Instructions to follow: In the material below, find all lines with the string "ylabel" and copy them.

+++ Supplied entries

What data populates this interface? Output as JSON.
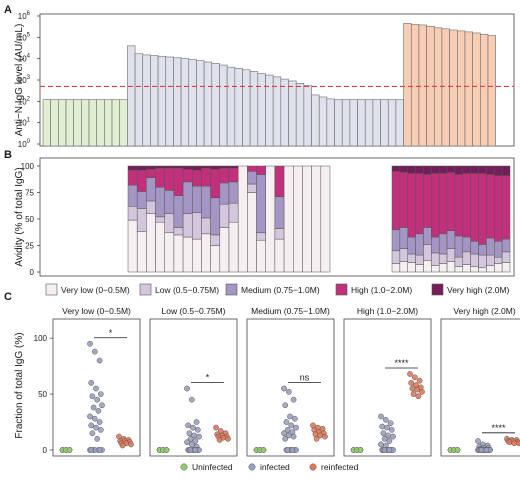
{
  "chart_data": [
    {
      "panel": "A",
      "type": "bar",
      "ylabel": "Anti−N IgG level (AU/mL)",
      "yscale": "log",
      "ylim": [
        1,
        1000000
      ],
      "yticks": [
        {
          "v": 1,
          "b": "10",
          "e": "0"
        },
        {
          "v": 10,
          "b": "10",
          "e": "1"
        },
        {
          "v": 100,
          "b": "10",
          "e": "2"
        },
        {
          "v": 1000,
          "b": "10",
          "e": "3"
        },
        {
          "v": 10000,
          "b": "10",
          "e": "4"
        },
        {
          "v": 100000,
          "b": "10",
          "e": "5"
        },
        {
          "v": 1000000,
          "b": "10",
          "e": "6"
        }
      ],
      "threshold": 500,
      "threshold_color": "#e0413a",
      "groups": [
        {
          "group": "Uninfected",
          "color": "#e1eed2",
          "values": [
            120,
            120,
            120,
            120,
            120,
            120,
            120,
            120,
            120,
            120,
            120
          ]
        },
        {
          "group": "infected",
          "color": "#dfe1ed",
          "values": [
            40000,
            17000,
            15000,
            14000,
            13000,
            12000,
            11000,
            10000,
            9000,
            8000,
            7000,
            6000,
            5000,
            4000,
            3500,
            3000,
            2500,
            2000,
            1700,
            1400,
            1100,
            900,
            700,
            550,
            200,
            160,
            130,
            120,
            120,
            120,
            120,
            120,
            120,
            120,
            120,
            120
          ]
        },
        {
          "group": "reinfected",
          "color": "#f8cdb5",
          "values": [
            450000,
            400000,
            380000,
            330000,
            280000,
            250000,
            220000,
            200000,
            180000,
            160000,
            140000,
            120000
          ]
        }
      ]
    },
    {
      "panel": "B",
      "type": "stacked-bar",
      "ylabel": "Avidity (% of total IgG)",
      "ylim": [
        0,
        100
      ],
      "yticks": [
        0,
        25,
        50,
        75,
        100
      ],
      "legend": [
        {
          "label": "Very low (0−0.5M)",
          "color": "#f5eff2"
        },
        {
          "label": "Low (0.5−0.75M)",
          "color": "#d4c6dc"
        },
        {
          "label": "Medium (0.75−1.0M)",
          "color": "#a496c4"
        },
        {
          "label": "High (1.0−2.0M)",
          "color": "#c2307c"
        },
        {
          "label": "Very high (2.0M)",
          "color": "#731e5b"
        }
      ],
      "infected_bars": [
        [
          49,
          13,
          20,
          14,
          4
        ],
        [
          38,
          22,
          16,
          20,
          4
        ],
        [
          55,
          12,
          22,
          8,
          3
        ],
        [
          47,
          5,
          28,
          18,
          2
        ],
        [
          37,
          18,
          22,
          21,
          2
        ],
        [
          35,
          7,
          30,
          26,
          2
        ],
        [
          33,
          22,
          30,
          12,
          3
        ],
        [
          31,
          25,
          25,
          15,
          4
        ],
        [
          36,
          15,
          30,
          17,
          2
        ],
        [
          25,
          10,
          35,
          27,
          3
        ],
        [
          42,
          22,
          20,
          14,
          2
        ],
        [
          47,
          18,
          20,
          13,
          2
        ],
        [
          100,
          0,
          0,
          0,
          0
        ],
        [
          75,
          8,
          12,
          5,
          0
        ],
        [
          30,
          7,
          55,
          8,
          0
        ],
        [
          100,
          0,
          0,
          0,
          0
        ],
        [
          31,
          10,
          30,
          29,
          0
        ],
        [
          100,
          0,
          0,
          0,
          0
        ],
        [
          100,
          0,
          0,
          0,
          0
        ],
        [
          100,
          0,
          0,
          0,
          0
        ],
        [
          100,
          0,
          0,
          0,
          0
        ],
        [
          100,
          0,
          0,
          0,
          0
        ]
      ],
      "reinfected_bars": [
        [
          8,
          12,
          20,
          55,
          5
        ],
        [
          10,
          12,
          20,
          52,
          6
        ],
        [
          9,
          8,
          16,
          60,
          7
        ],
        [
          7,
          9,
          20,
          57,
          7
        ],
        [
          11,
          15,
          16,
          50,
          8
        ],
        [
          6,
          12,
          15,
          60,
          7
        ],
        [
          8,
          9,
          19,
          57,
          7
        ],
        [
          10,
          12,
          17,
          55,
          6
        ],
        [
          5,
          9,
          20,
          58,
          8
        ],
        [
          7,
          12,
          14,
          60,
          7
        ],
        [
          5,
          12,
          12,
          64,
          7
        ],
        [
          4,
          12,
          10,
          67,
          7
        ],
        [
          6,
          10,
          16,
          60,
          8
        ],
        [
          8,
          6,
          15,
          62,
          9
        ],
        [
          9,
          10,
          12,
          60,
          9
        ]
      ]
    },
    {
      "panel": "C",
      "type": "scatter",
      "ylabel": "Fraction of total IgG (%)",
      "ylim": [
        0,
        110
      ],
      "yticks": [
        0,
        50,
        100
      ],
      "series_colors": {
        "Uninfected": "#98cc70",
        "infected": "#9aa0c0",
        "reinfected": "#e0795a"
      },
      "legend": [
        "Uninfected",
        "infected",
        "reinfected"
      ],
      "facets": [
        {
          "title": "Very low (0−0.5M)",
          "sig": "*",
          "uninfected": [
            0,
            0,
            0,
            0,
            0,
            0
          ],
          "infected": [
            95,
            88,
            80,
            60,
            55,
            50,
            48,
            45,
            40,
            38,
            35,
            30,
            28,
            25,
            22,
            20,
            18,
            15,
            10,
            0,
            0,
            0,
            0,
            0,
            0,
            0
          ],
          "reinfected": [
            12,
            10,
            9,
            8,
            8,
            7,
            6,
            6,
            5,
            4
          ]
        },
        {
          "title": "Low (0.5−0.75M)",
          "sig": "*",
          "uninfected": [
            0,
            0,
            0,
            0,
            0,
            0
          ],
          "infected": [
            55,
            45,
            25,
            22,
            20,
            18,
            15,
            13,
            12,
            10,
            8,
            7,
            5,
            3,
            0,
            0,
            0,
            0,
            0,
            0,
            0,
            0
          ],
          "reinfected": [
            20,
            17,
            15,
            14,
            13,
            12,
            12,
            11,
            10,
            9
          ]
        },
        {
          "title": "Medium (0.75−1.0M)",
          "sig": "ns",
          "uninfected": [
            0,
            0,
            0,
            0,
            0,
            0
          ],
          "infected": [
            55,
            52,
            45,
            40,
            30,
            28,
            25,
            22,
            20,
            18,
            16,
            15,
            13,
            12,
            10,
            0,
            0,
            0,
            0,
            0,
            0,
            0
          ],
          "reinfected": [
            22,
            20,
            19,
            18,
            16,
            15,
            14,
            13,
            12,
            10
          ]
        },
        {
          "title": "High (1.0−2.0M)",
          "sig": "****",
          "uninfected": [
            0,
            0,
            0,
            0,
            0,
            0
          ],
          "infected": [
            30,
            27,
            24,
            21,
            20,
            18,
            15,
            13,
            12,
            10,
            8,
            5,
            4,
            0,
            0,
            0,
            0,
            0,
            0,
            0,
            0,
            0
          ],
          "reinfected": [
            68,
            65,
            62,
            60,
            58,
            56,
            55,
            54,
            52,
            50,
            48
          ]
        },
        {
          "title": "Very high (2.0M)",
          "sig": "****",
          "uninfected": [
            0,
            0,
            0,
            0,
            0,
            0
          ],
          "infected": [
            8,
            5,
            4,
            3,
            2,
            2,
            1,
            0,
            0,
            0,
            0,
            0,
            0,
            0,
            0,
            0,
            0,
            0,
            0,
            0,
            0,
            0
          ],
          "reinfected": [
            10,
            9,
            9,
            8,
            8,
            7,
            7,
            6,
            6
          ]
        }
      ]
    }
  ]
}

++++++

Full answer:
      "ylabel": "Anti−N IgG level (AU/mL)",
      "ylabel": "Avidity (% of total IgG)",
      "ylabel": "Fraction of total IgG (%)",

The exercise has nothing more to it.